■ **Tareas**:
**1.** Indique si cada una de las siguientes afirmaciones concuerda con el texto sobre el narcisismo, respondiendo sí o no y citando literalmente las palabras del texto que lo deciden: (a) el narcisismo ha sido criticado injustamente; (b) la propaganda de los gobiernos ha elogiado el instinto de conservación; (c) los ciudadanos deben contribuir a las arcas del estado solo para cubrir los gastos bélicos.
**2.** Resuma en dos oraciones el texto sobre el narcisismo.
**3.** Explique, según el texto sobre el narcisismo, por qué la propaganda de los gobiernos ha criticado el instinto de conservación.

■ **Texto citado**:

--

Como Dios lo hizo todo se merece lo mejor y, por analogía, los países industrializados merecen ser ricos.
Probablemente es el instinto de conservación el que nos obliga a querernos tanto.
El narcisismo, tan injustamente criticado, es el instinto que nos induce un profundo amor por nosotros mismos e indirectamente por todo lo que imaginamos como propio («mi hijo», «mi cónyuge», «mi país»).
Para que los ciudadanos estén dispuestos a entregar sus propias vidas y la de sus hijos cuando el país los reclama para conquistar militarmente nuevos territorios o para defenderlo (al país) de quienes los invaden, la propaganda de los gobiernos ha criticado ese instinto de conservación que nos caracteriza a todos los seres vivos.
También ha sido necesario que los ciudadanos sean generosos con las arcas del estado, no solamente para solventar los mismos gastos bélicos de ataque o defensa, sino también para pagar los gastos habituales de limpieza, salud pública, conservación de construcciones transitables, proteger a los desvalidos.
Aquel instinto de conservación que se manifiesta en forma de narcisismo es causa fundamental de la resistencia a pagar, a colaborar, a donar, contribuir, ayudar. El instinto de conservación y el consiguiente narcisismo promueven el egoísmo, el individualismo, la avaricia.

--

■ **Listado de datos**:
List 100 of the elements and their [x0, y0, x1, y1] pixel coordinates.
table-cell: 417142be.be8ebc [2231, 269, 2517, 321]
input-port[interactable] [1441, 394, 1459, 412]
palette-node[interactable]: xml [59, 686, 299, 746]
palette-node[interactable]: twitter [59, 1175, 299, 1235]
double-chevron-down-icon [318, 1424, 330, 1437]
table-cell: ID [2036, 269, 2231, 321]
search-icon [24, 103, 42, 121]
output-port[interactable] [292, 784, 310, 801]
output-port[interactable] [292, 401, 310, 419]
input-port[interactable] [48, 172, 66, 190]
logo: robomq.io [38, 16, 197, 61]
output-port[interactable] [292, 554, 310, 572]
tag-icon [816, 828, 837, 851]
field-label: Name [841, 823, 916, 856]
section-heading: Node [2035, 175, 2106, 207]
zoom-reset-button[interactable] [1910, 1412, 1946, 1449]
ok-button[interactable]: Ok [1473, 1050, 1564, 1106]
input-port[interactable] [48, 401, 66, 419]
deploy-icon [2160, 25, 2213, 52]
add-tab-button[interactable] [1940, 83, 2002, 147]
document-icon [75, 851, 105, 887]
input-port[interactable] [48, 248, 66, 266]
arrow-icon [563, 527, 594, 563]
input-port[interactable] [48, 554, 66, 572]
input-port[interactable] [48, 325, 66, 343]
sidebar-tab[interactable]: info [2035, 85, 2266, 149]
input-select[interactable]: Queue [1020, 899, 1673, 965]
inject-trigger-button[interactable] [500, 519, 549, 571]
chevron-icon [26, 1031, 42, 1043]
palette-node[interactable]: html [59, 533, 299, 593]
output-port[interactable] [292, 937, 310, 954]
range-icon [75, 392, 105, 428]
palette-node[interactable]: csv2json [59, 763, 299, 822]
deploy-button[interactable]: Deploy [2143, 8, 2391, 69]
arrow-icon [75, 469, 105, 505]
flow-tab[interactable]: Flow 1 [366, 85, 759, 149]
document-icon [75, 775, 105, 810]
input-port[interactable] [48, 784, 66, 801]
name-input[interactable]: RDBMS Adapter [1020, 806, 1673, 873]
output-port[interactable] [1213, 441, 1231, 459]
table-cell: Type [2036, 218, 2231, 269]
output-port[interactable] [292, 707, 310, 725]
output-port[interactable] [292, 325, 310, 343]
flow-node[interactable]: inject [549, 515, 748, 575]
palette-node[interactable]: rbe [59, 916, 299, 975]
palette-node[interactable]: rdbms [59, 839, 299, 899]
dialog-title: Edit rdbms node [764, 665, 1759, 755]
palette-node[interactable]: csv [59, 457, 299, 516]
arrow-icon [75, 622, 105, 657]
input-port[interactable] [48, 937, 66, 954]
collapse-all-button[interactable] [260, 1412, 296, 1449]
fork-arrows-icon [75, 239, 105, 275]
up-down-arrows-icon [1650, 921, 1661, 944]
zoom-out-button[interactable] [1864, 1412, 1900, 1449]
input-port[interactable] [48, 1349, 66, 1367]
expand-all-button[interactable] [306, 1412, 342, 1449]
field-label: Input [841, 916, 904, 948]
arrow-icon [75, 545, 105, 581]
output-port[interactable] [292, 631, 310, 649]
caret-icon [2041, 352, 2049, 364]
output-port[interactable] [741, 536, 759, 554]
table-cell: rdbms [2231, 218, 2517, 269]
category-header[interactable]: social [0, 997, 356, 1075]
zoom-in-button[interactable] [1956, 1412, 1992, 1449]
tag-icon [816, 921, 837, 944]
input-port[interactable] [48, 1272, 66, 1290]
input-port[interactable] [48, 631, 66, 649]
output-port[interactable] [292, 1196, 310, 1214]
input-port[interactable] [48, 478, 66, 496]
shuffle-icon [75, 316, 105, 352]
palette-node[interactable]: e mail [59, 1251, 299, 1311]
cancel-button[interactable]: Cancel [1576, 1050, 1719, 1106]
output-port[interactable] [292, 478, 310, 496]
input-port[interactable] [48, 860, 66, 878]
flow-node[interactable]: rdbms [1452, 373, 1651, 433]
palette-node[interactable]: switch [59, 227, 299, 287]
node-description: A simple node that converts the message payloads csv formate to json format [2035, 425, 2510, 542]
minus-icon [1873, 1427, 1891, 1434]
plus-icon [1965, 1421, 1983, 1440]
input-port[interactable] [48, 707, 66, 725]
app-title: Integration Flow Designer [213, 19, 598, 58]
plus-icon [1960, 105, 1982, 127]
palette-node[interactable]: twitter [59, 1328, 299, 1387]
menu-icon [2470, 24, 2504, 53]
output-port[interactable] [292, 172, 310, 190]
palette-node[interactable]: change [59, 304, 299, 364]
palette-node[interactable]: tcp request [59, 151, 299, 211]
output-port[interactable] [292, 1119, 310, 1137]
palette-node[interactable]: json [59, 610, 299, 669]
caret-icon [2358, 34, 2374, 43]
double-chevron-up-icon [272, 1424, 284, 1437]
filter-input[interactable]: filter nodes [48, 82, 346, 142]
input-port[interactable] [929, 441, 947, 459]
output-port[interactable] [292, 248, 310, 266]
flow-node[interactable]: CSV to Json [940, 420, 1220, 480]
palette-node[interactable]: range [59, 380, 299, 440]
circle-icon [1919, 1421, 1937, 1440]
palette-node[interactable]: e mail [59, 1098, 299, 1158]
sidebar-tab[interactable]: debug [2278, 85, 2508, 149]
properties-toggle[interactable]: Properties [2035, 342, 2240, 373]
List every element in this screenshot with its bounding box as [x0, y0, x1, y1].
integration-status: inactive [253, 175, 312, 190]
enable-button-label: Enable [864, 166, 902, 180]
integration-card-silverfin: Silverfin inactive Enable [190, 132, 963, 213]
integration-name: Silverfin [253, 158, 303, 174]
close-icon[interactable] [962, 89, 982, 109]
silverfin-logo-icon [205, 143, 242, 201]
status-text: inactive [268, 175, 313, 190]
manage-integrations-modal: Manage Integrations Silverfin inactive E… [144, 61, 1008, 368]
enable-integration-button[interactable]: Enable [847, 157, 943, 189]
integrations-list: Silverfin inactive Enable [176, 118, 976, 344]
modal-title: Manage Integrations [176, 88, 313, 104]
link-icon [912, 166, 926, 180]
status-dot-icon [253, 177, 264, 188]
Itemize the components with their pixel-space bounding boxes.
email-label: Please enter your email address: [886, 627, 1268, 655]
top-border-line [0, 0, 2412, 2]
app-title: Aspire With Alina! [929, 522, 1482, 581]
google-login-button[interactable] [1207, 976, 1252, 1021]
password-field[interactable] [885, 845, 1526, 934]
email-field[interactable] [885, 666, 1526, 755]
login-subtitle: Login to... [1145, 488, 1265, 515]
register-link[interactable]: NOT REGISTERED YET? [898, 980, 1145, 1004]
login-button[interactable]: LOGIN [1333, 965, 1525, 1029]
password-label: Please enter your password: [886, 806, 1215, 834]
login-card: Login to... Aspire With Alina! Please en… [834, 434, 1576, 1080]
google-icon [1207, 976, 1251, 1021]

--

■ **Respuestas**:
**1.**
(a) Sí: «El narcisismo, tan injustamente criticado».
(b) No: «la propaganda de los gobiernos ha criticado ese instinto de conservación».
(c) No: «no solamente para solventar los mismos gastos bélicos de ataque o defensa, sino también para pagar los gastos habituales».

**2.** El instinto de conservación, manifestado como narcisismo, nos lleva a amarnos profundamente a nosotros mismos y a todo lo que consideramos propio, y la propaganda de los gobiernos lo ha criticado para que los ciudadanos entreguen sus vidas por el país y contribuyan a las arcas del estado. Según el texto, ese narcisismo es causa fundamental de la resistencia a pagar, colaborar y ayudar, y promueve el egoísmo, el individualismo y la avaricia.

**3.** La propaganda de los gobiernos lo ha criticado para que los ciudadanos estén dispuestos a entregar sus propias vidas y las de sus hijos cuando el país los reclama. Esto ocurre tanto para conquistar militarmente nuevos territorios como para defender el país de quienes lo invaden.